_Task goal:_
Retype the material in full, keeping every word the same.

_Input material:_

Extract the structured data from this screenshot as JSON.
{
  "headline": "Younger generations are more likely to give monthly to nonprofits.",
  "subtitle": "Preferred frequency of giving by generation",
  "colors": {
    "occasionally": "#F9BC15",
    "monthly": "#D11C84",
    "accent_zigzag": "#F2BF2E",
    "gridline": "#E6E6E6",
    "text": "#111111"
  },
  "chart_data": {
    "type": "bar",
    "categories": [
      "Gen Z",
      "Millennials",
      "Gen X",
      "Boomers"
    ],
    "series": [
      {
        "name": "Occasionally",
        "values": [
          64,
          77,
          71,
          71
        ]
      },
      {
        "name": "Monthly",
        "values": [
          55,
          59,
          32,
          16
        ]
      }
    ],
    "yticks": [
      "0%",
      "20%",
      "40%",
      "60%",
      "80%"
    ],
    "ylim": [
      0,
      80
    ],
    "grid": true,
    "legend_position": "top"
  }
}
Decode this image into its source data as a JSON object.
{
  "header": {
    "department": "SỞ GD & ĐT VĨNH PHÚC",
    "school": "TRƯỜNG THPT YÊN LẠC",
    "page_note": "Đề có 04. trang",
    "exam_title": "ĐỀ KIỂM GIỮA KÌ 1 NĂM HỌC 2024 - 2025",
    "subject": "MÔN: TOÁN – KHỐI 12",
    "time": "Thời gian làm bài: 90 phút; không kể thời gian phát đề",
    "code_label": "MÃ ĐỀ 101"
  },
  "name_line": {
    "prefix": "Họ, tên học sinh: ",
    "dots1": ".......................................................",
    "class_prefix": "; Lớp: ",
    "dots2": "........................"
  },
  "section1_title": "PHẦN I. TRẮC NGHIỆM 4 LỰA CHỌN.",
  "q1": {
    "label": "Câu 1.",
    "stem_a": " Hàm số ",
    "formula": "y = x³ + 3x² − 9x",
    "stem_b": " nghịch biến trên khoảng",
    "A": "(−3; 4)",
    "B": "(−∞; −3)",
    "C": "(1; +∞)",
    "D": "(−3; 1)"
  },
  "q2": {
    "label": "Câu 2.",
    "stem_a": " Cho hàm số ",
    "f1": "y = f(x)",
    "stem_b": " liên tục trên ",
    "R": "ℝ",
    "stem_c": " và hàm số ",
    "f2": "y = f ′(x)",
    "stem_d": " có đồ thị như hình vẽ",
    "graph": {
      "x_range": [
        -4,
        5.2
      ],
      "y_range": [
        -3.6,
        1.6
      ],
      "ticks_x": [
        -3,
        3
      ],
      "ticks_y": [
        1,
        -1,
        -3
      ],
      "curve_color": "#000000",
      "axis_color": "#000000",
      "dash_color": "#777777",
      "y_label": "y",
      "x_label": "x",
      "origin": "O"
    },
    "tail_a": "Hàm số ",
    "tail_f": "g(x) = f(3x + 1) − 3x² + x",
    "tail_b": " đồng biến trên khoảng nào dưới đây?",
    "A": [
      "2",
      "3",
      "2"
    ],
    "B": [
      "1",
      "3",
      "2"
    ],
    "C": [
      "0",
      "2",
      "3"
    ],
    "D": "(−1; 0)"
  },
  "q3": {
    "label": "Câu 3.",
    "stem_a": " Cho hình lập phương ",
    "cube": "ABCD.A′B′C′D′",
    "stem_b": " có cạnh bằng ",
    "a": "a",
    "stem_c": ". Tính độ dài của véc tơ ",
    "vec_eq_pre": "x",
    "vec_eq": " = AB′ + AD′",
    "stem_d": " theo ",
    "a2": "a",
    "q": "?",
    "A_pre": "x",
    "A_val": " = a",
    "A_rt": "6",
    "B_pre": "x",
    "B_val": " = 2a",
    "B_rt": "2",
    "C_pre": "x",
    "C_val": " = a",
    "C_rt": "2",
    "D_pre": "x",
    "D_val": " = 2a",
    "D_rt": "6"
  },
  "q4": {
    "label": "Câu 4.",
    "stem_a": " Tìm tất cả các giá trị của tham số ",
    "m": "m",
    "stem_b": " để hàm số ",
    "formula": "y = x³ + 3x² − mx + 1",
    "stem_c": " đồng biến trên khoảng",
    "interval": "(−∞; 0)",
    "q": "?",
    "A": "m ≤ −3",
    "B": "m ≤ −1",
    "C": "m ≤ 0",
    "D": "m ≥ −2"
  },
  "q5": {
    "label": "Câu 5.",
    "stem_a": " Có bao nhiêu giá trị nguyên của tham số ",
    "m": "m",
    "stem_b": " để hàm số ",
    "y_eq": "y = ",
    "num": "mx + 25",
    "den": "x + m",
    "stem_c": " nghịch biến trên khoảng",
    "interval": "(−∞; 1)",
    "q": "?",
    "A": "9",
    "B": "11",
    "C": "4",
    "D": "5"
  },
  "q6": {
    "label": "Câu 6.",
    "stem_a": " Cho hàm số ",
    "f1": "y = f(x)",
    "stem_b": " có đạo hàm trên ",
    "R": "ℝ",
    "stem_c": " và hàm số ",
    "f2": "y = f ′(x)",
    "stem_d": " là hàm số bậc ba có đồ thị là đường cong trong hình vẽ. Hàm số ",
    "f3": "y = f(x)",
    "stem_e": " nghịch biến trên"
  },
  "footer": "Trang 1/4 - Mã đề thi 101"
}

_Exercise response:_
Extract the structured data from this screenshot as JSON.
{
  "headline": "Younger generations are more likely to give monthly to nonprofits.",
  "subtitle": "Preferred frequency of giving by generation",
  "colors": {
    "occasionally": "#F9BC15",
    "monthly": "#D11C84",
    "accent_zigzag": "#F2BF2E",
    "gridline": "#E6E6E6",
    "text": "#111111"
  },
  "chart_data": {
    "type": "bar",
    "categories": [
      "Gen Z",
      "Millennials",
      "Gen X",
      "Boomers"
    ],
    "series": [
      {
        "name": "Occasionally",
        "values": [
          64,
          77,
          71,
          71
        ]
      },
      {
        "name": "Monthly",
        "values": [
          55,
          59,
          32,
          16
        ]
      }
    ],
    "yticks": [
      "0%",
      "20%",
      "40%",
      "60%",
      "80%"
    ],
    "ylim": [
      0,
      80
    ],
    "grid": true,
    "legend_position": "top"
  }
}
Decode this image into its source data as a JSON object.
{
  "header": {
    "department": "SỞ GD & ĐT VĨNH PHÚC",
    "school": "TRƯỜNG THPT YÊN LẠC",
    "page_note": "Đề có 04. trang",
    "exam_title": "ĐỀ KIỂM GIỮA KÌ 1 NĂM HỌC 2024 - 2025",
    "subject": "MÔN: TOÁN – KHỐI 12",
    "time": "Thời gian làm bài: 90 phút; không kể thời gian phát đề",
    "code_label": "MÃ ĐỀ 101"
  },
  "name_line": {
    "prefix": "Họ, tên học sinh: ",
    "dots1": ".......................................................",
    "class_prefix": "; Lớp: ",
    "dots2": "........................"
  },
  "section1_title": "PHẦN I. TRẮC NGHIỆM 4 LỰA CHỌN.",
  "q1": {
    "label": "Câu 1.",
    "stem_a": " Hàm số ",
    "formula": "y = x³ + 3x² − 9x",
    "stem_b": " nghịch biến trên khoảng",
    "A": "(−3; 4)",
    "B": "(−∞; −3)",
    "C": "(1; +∞)",
    "D": "(−3; 1)"
  },
  "q2": {
    "label": "Câu 2.",
    "stem_a": " Cho hàm số ",
    "f1": "y = f(x)",
    "stem_b": " liên tục trên ",
    "R": "ℝ",
    "stem_c": " và hàm số ",
    "f2": "y = f ′(x)",
    "stem_d": " có đồ thị như hình vẽ",
    "graph": {
      "x_range": [
        -4,
        5.2
      ],
      "y_range": [
        -3.6,
        1.6
      ],
      "ticks_x": [
        -3,
        3
      ],
      "ticks_y": [
        1,
        -1,
        -3
      ],
      "curve_color": "#000000",
      "axis_color": "#000000",
      "dash_color": "#777777",
      "y_label": "y",
      "x_label": "x",
      "origin": "O"
    },
    "tail_a": "Hàm số ",
    "tail_f": "g(x) = f(3x + 1) − 3x² + x",
    "tail_b": " đồng biến trên khoảng nào dưới đây?",
    "A": [
      "2",
      "3",
      "2"
    ],
    "B": [
      "1",
      "3",
      "2"
    ],
    "C": [
      "0",
      "2",
      "3"
    ],
    "D": "(−1; 0)"
  },
  "q3": {
    "label": "Câu 3.",
    "stem_a": " Cho hình lập phương ",
    "cube": "ABCD.A′B′C′D′",
    "stem_b": " có cạnh bằng ",
    "a": "a",
    "stem_c": ". Tính độ dài của véc tơ ",
    "vec_eq_pre": "x",
    "vec_eq": " = AB′ + AD′",
    "stem_d": " theo ",
    "a2": "a",
    "q": "?",
    "A_pre": "x",
    "A_val": " = a",
    "A_rt": "6",
    "B_pre": "x",
    "B_val": " = 2a",
    "B_rt": "2",
    "C_pre": "x",
    "C_val": " = a",
    "C_rt": "2",
    "D_pre": "x",
    "D_val": " = 2a",
    "D_rt": "6"
  },
  "q4": {
    "label": "Câu 4.",
    "stem_a": " Tìm tất cả các giá trị của tham số ",
    "m": "m",
    "stem_b": " để hàm số ",
    "formula": "y = x³ + 3x² − mx + 1",
    "stem_c": " đồng biến trên khoảng",
    "interval": "(−∞; 0)",
    "q": "?",
    "A": "m ≤ −3",
    "B": "m ≤ −1",
    "C": "m ≤ 0",
    "D": "m ≥ −2"
  },
  "q5": {
    "label": "Câu 5.",
    "stem_a": " Có bao nhiêu giá trị nguyên của tham số ",
    "m": "m",
    "stem_b": " để hàm số ",
    "y_eq": "y = ",
    "num": "mx + 25",
    "den": "x + m",
    "stem_c": " nghịch biến trên khoảng",
    "interval": "(−∞; 1)",
    "q": "?",
    "A": "9",
    "B": "11",
    "C": "4",
    "D": "5"
  },
  "q6": {
    "label": "Câu 6.",
    "stem_a": " Cho hàm số ",
    "f1": "y = f(x)",
    "stem_b": " có đạo hàm trên ",
    "R": "ℝ",
    "stem_c": " và hàm số ",
    "f2": "y = f ′(x)",
    "stem_d": " là hàm số bậc ba có đồ thị là đường cong trong hình vẽ. Hàm số ",
    "f3": "y = f(x)",
    "stem_e": " nghịch biến trên"
  },
  "footer": "Trang 1/4 - Mã đề thi 101"
}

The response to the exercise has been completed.